Work required - Make an exact copy of the listing below.

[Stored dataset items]
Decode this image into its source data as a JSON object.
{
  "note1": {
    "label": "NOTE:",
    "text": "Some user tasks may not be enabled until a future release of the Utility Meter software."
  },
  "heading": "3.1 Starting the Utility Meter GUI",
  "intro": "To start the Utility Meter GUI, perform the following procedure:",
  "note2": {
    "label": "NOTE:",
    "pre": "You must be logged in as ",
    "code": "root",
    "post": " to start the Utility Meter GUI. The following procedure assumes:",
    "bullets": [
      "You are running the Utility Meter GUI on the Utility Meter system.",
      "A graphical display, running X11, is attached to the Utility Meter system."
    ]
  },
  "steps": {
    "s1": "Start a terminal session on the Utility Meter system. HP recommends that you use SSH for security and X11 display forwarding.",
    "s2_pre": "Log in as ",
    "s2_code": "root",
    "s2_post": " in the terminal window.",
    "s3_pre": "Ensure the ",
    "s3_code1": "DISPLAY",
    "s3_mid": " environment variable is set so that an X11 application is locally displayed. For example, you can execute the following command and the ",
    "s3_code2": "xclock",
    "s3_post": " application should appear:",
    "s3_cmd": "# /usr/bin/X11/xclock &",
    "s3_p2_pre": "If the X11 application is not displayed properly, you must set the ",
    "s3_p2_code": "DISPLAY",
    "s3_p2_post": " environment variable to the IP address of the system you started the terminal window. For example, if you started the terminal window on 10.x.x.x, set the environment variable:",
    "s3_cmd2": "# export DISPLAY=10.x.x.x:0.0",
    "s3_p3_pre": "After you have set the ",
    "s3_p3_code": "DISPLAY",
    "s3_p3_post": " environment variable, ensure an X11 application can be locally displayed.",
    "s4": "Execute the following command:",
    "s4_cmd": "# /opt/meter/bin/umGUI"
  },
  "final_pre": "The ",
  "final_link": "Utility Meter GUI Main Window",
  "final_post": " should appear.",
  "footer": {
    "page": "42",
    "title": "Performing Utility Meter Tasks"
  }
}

Reply to the task -
Decode this image into its source data as a JSON object.
{
  "note1": {
    "label": "NOTE:",
    "text": "Some user tasks may not be enabled until a future release of the Utility Meter software."
  },
  "heading": "3.1 Starting the Utility Meter GUI",
  "intro": "To start the Utility Meter GUI, perform the following procedure:",
  "note2": {
    "label": "NOTE:",
    "pre": "You must be logged in as ",
    "code": "root",
    "post": " to start the Utility Meter GUI. The following procedure assumes:",
    "bullets": [
      "You are running the Utility Meter GUI on the Utility Meter system.",
      "A graphical display, running X11, is attached to the Utility Meter system."
    ]
  },
  "steps": {
    "s1": "Start a terminal session on the Utility Meter system. HP recommends that you use SSH for security and X11 display forwarding.",
    "s2_pre": "Log in as ",
    "s2_code": "root",
    "s2_post": " in the terminal window.",
    "s3_pre": "Ensure the ",
    "s3_code1": "DISPLAY",
    "s3_mid": " environment variable is set so that an X11 application is locally displayed. For example, you can execute the following command and the ",
    "s3_code2": "xclock",
    "s3_post": " application should appear:",
    "s3_cmd": "# /usr/bin/X11/xclock &",
    "s3_p2_pre": "If the X11 application is not displayed properly, you must set the ",
    "s3_p2_code": "DISPLAY",
    "s3_p2_post": " environment variable to the IP address of the system you started the terminal window. For example, if you started the terminal window on 10.x.x.x, set the environment variable:",
    "s3_cmd2": "# export DISPLAY=10.x.x.x:0.0",
    "s3_p3_pre": "After you have set the ",
    "s3_p3_code": "DISPLAY",
    "s3_p3_post": " environment variable, ensure an X11 application can be locally displayed.",
    "s4": "Execute the following command:",
    "s4_cmd": "# /opt/meter/bin/umGUI"
  },
  "final_pre": "The ",
  "final_link": "Utility Meter GUI Main Window",
  "final_post": " should appear.",
  "footer": {
    "page": "42",
    "title": "Performing Utility Meter Tasks"
  }
}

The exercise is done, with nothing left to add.